Data entries
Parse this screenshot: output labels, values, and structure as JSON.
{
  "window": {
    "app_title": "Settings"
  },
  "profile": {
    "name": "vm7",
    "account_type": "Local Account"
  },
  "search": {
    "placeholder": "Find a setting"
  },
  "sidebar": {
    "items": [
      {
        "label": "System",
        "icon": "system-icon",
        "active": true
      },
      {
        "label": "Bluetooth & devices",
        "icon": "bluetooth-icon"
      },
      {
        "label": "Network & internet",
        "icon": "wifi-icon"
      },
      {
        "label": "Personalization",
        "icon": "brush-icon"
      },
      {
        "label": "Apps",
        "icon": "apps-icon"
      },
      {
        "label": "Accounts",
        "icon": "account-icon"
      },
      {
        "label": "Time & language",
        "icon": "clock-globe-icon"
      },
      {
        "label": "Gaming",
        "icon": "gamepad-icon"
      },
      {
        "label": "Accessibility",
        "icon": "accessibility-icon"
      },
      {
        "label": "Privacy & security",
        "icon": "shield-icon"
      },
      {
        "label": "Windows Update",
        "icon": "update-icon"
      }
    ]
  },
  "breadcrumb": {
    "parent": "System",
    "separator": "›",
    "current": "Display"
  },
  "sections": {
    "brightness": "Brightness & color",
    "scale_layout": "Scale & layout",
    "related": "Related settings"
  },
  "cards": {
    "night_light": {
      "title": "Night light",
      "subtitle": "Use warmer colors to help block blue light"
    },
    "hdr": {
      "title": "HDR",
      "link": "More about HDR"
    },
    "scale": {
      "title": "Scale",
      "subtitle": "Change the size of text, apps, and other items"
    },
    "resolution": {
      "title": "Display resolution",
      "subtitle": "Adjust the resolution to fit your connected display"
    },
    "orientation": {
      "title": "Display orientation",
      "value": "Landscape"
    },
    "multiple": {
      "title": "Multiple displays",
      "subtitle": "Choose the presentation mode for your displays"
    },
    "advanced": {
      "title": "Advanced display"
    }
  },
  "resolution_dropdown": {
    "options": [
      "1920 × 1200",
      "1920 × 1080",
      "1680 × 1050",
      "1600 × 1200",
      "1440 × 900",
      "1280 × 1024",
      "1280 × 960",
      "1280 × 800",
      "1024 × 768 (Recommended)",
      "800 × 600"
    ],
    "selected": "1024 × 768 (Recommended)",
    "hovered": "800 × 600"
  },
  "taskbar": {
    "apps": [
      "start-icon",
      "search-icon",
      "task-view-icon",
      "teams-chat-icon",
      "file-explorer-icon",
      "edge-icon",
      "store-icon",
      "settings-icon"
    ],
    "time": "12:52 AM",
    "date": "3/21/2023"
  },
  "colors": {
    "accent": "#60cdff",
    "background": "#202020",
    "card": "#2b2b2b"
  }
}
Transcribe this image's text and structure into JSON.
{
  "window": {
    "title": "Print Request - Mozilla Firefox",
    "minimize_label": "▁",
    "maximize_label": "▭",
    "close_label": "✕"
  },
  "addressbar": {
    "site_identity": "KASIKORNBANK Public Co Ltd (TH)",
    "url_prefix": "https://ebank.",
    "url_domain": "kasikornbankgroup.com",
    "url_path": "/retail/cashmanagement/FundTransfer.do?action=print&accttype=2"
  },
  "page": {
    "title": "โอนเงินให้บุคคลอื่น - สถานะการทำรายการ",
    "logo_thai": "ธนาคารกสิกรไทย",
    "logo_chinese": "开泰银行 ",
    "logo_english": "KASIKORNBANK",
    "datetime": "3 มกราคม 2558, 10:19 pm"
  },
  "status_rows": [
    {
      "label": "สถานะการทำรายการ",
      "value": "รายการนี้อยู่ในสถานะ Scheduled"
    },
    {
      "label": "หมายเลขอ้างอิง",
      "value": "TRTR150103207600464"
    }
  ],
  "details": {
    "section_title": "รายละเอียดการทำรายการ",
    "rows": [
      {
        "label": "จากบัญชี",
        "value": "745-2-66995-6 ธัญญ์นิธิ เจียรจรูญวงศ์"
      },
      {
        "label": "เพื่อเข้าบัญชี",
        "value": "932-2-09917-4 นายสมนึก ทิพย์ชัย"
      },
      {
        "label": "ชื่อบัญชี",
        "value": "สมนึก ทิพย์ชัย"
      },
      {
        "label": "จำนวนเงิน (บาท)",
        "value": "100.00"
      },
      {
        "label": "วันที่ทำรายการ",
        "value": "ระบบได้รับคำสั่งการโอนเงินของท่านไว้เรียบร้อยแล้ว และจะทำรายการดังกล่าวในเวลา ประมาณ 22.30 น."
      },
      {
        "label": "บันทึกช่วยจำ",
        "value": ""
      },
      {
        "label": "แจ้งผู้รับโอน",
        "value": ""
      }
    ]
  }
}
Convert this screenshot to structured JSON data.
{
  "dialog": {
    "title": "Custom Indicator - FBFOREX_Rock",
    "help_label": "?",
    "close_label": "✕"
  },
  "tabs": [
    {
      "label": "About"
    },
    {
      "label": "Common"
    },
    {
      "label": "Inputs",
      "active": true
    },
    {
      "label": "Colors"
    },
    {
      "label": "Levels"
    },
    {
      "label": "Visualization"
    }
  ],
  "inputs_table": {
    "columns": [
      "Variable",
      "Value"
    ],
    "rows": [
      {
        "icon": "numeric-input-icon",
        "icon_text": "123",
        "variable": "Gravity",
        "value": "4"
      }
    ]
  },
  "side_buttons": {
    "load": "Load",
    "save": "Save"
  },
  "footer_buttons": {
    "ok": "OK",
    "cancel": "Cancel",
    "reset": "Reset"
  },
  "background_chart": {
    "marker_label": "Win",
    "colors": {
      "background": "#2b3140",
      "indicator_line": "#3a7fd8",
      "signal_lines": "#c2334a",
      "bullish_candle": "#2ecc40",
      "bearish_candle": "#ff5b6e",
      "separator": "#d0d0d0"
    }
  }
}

- [Set exercise] Return the whole listing exactly.

- [The response]
Parse this screenshot: output labels, values, and structure as JSON.
{
  "window": {
    "app_title": "Settings"
  },
  "profile": {
    "name": "vm7",
    "account_type": "Local Account"
  },
  "search": {
    "placeholder": "Find a setting"
  },
  "sidebar": {
    "items": [
      {
        "label": "System",
        "icon": "system-icon",
        "active": true
      },
      {
        "label": "Bluetooth & devices",
        "icon": "bluetooth-icon"
      },
      {
        "label": "Network & internet",
        "icon": "wifi-icon"
      },
      {
        "label": "Personalization",
        "icon": "brush-icon"
      },
      {
        "label": "Apps",
        "icon": "apps-icon"
      },
      {
        "label": "Accounts",
        "icon": "account-icon"
      },
      {
        "label": "Time & language",
        "icon": "clock-globe-icon"
      },
      {
        "label": "Gaming",
        "icon": "gamepad-icon"
      },
      {
        "label": "Accessibility",
        "icon": "accessibility-icon"
      },
      {
        "label": "Privacy & security",
        "icon": "shield-icon"
      },
      {
        "label": "Windows Update",
        "icon": "update-icon"
      }
    ]
  },
  "breadcrumb": {
    "parent": "System",
    "separator": "›",
    "current": "Display"
  },
  "sections": {
    "brightness": "Brightness & color",
    "scale_layout": "Scale & layout",
    "related": "Related settings"
  },
  "cards": {
    "night_light": {
      "title": "Night light",
      "subtitle": "Use warmer colors to help block blue light"
    },
    "hdr": {
      "title": "HDR",
      "link": "More about HDR"
    },
    "scale": {
      "title": "Scale",
      "subtitle": "Change the size of text, apps, and other items"
    },
    "resolution": {
      "title": "Display resolution",
      "subtitle": "Adjust the resolution to fit your connected display"
    },
    "orientation": {
      "title": "Display orientation",
      "value": "Landscape"
    },
    "multiple": {
      "title": "Multiple displays",
      "subtitle": "Choose the presentation mode for your displays"
    },
    "advanced": {
      "title": "Advanced display"
    }
  },
  "resolution_dropdown": {
    "options": [
      "1920 × 1200",
      "1920 × 1080",
      "1680 × 1050",
      "1600 × 1200",
      "1440 × 900",
      "1280 × 1024",
      "1280 × 960",
      "1280 × 800",
      "1024 × 768 (Recommended)",
      "800 × 600"
    ],
    "selected": "1024 × 768 (Recommended)",
    "hovered": "800 × 600"
  },
  "taskbar": {
    "apps": [
      "start-icon",
      "search-icon",
      "task-view-icon",
      "teams-chat-icon",
      "file-explorer-icon",
      "edge-icon",
      "store-icon",
      "settings-icon"
    ],
    "time": "12:52 AM",
    "date": "3/21/2023"
  },
  "colors": {
    "accent": "#60cdff",
    "background": "#202020",
    "card": "#2b2b2b"
  }
}
Transcribe this image's text and structure into JSON.
{
  "window": {
    "title": "Print Request - Mozilla Firefox",
    "minimize_label": "▁",
    "maximize_label": "▭",
    "close_label": "✕"
  },
  "addressbar": {
    "site_identity": "KASIKORNBANK Public Co Ltd (TH)",
    "url_prefix": "https://ebank.",
    "url_domain": "kasikornbankgroup.com",
    "url_path": "/retail/cashmanagement/FundTransfer.do?action=print&accttype=2"
  },
  "page": {
    "title": "โอนเงินให้บุคคลอื่น - สถานะการทำรายการ",
    "logo_thai": "ธนาคารกสิกรไทย",
    "logo_chinese": "开泰银行 ",
    "logo_english": "KASIKORNBANK",
    "datetime": "3 มกราคม 2558, 10:19 pm"
  },
  "status_rows": [
    {
      "label": "สถานะการทำรายการ",
      "value": "รายการนี้อยู่ในสถานะ Scheduled"
    },
    {
      "label": "หมายเลขอ้างอิง",
      "value": "TRTR150103207600464"
    }
  ],
  "details": {
    "section_title": "รายละเอียดการทำรายการ",
    "rows": [
      {
        "label": "จากบัญชี",
        "value": "745-2-66995-6 ธัญญ์นิธิ เจียรจรูญวงศ์"
      },
      {
        "label": "เพื่อเข้าบัญชี",
        "value": "932-2-09917-4 นายสมนึก ทิพย์ชัย"
      },
      {
        "label": "ชื่อบัญชี",
        "value": "สมนึก ทิพย์ชัย"
      },
      {
        "label": "จำนวนเงิน (บาท)",
        "value": "100.00"
      },
      {
        "label": "วันที่ทำรายการ",
        "value": "ระบบได้รับคำสั่งการโอนเงินของท่านไว้เรียบร้อยแล้ว และจะทำรายการดังกล่าวในเวลา ประมาณ 22.30 น."
      },
      {
        "label": "บันทึกช่วยจำ",
        "value": ""
      },
      {
        "label": "แจ้งผู้รับโอน",
        "value": ""
      }
    ]
  }
}
Convert this screenshot to structured JSON data.
{
  "dialog": {
    "title": "Custom Indicator - FBFOREX_Rock",
    "help_label": "?",
    "close_label": "✕"
  },
  "tabs": [
    {
      "label": "About"
    },
    {
      "label": "Common"
    },
    {
      "label": "Inputs",
      "active": true
    },
    {
      "label": "Colors"
    },
    {
      "label": "Levels"
    },
    {
      "label": "Visualization"
    }
  ],
  "inputs_table": {
    "columns": [
      "Variable",
      "Value"
    ],
    "rows": [
      {
        "icon": "numeric-input-icon",
        "icon_text": "123",
        "variable": "Gravity",
        "value": "4"
      }
    ]
  },
  "side_buttons": {
    "load": "Load",
    "save": "Save"
  },
  "footer_buttons": {
    "ok": "OK",
    "cancel": "Cancel",
    "reset": "Reset"
  },
  "background_chart": {
    "marker_label": "Win",
    "colors": {
      "background": "#2b3140",
      "indicator_line": "#3a7fd8",
      "signal_lines": "#c2334a",
      "bullish_candle": "#2ecc40",
      "bearish_candle": "#ff5b6e",
      "separator": "#d0d0d0"
    }
  }
}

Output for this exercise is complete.